>> START DATA TO USE
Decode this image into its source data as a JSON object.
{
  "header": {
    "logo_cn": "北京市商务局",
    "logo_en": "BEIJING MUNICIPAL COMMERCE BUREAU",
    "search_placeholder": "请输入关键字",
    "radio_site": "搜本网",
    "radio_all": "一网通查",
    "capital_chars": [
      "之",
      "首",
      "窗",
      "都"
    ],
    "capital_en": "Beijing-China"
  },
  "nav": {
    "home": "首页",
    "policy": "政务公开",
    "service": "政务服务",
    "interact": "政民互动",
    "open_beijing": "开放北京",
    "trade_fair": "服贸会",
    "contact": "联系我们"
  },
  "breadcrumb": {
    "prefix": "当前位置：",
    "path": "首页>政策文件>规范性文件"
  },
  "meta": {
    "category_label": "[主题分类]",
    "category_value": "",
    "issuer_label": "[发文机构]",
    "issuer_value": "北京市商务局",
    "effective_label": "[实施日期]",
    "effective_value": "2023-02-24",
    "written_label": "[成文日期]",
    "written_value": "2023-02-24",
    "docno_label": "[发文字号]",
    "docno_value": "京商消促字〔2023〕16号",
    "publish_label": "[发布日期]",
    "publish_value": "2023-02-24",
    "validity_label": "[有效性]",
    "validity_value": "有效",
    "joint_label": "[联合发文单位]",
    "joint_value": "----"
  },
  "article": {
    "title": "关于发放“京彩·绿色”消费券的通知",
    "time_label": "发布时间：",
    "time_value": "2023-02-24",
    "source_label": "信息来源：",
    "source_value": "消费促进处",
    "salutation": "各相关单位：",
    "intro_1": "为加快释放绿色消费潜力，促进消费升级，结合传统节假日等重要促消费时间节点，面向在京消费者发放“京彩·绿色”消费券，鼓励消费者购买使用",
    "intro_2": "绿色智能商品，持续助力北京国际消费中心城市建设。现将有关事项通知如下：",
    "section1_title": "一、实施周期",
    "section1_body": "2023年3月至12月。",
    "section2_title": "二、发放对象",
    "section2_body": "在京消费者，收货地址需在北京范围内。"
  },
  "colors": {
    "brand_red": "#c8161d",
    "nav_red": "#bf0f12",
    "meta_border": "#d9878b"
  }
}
>> END DATA TO USE
- REQUIRED WORK
Please set down all the data word for word.

- OUTPUT FOR THIS EXERCISE
Decode this image into its source data as a JSON object.
{
  "header": {
    "logo_cn": "北京市商务局",
    "logo_en": "BEIJING MUNICIPAL COMMERCE BUREAU",
    "search_placeholder": "请输入关键字",
    "radio_site": "搜本网",
    "radio_all": "一网通查",
    "capital_chars": [
      "之",
      "首",
      "窗",
      "都"
    ],
    "capital_en": "Beijing-China"
  },
  "nav": {
    "home": "首页",
    "policy": "政务公开",
    "service": "政务服务",
    "interact": "政民互动",
    "open_beijing": "开放北京",
    "trade_fair": "服贸会",
    "contact": "联系我们"
  },
  "breadcrumb": {
    "prefix": "当前位置：",
    "path": "首页>政策文件>规范性文件"
  },
  "meta": {
    "category_label": "[主题分类]",
    "category_value": "",
    "issuer_label": "[发文机构]",
    "issuer_value": "北京市商务局",
    "effective_label": "[实施日期]",
    "effective_value": "2023-02-24",
    "written_label": "[成文日期]",
    "written_value": "2023-02-24",
    "docno_label": "[发文字号]",
    "docno_value": "京商消促字〔2023〕16号",
    "publish_label": "[发布日期]",
    "publish_value": "2023-02-24",
    "validity_label": "[有效性]",
    "validity_value": "有效",
    "joint_label": "[联合发文单位]",
    "joint_value": "----"
  },
  "article": {
    "title": "关于发放“京彩·绿色”消费券的通知",
    "time_label": "发布时间：",
    "time_value": "2023-02-24",
    "source_label": "信息来源：",
    "source_value": "消费促进处",
    "salutation": "各相关单位：",
    "intro_1": "为加快释放绿色消费潜力，促进消费升级，结合传统节假日等重要促消费时间节点，面向在京消费者发放“京彩·绿色”消费券，鼓励消费者购买使用",
    "intro_2": "绿色智能商品，持续助力北京国际消费中心城市建设。现将有关事项通知如下：",
    "section1_title": "一、实施周期",
    "section1_body": "2023年3月至12月。",
    "section2_title": "二、发放对象",
    "section2_body": "在京消费者，收货地址需在北京范围内。"
  },
  "colors": {
    "brand_red": "#c8161d",
    "nav_red": "#bf0f12",
    "meta_border": "#d9878b"
  }
}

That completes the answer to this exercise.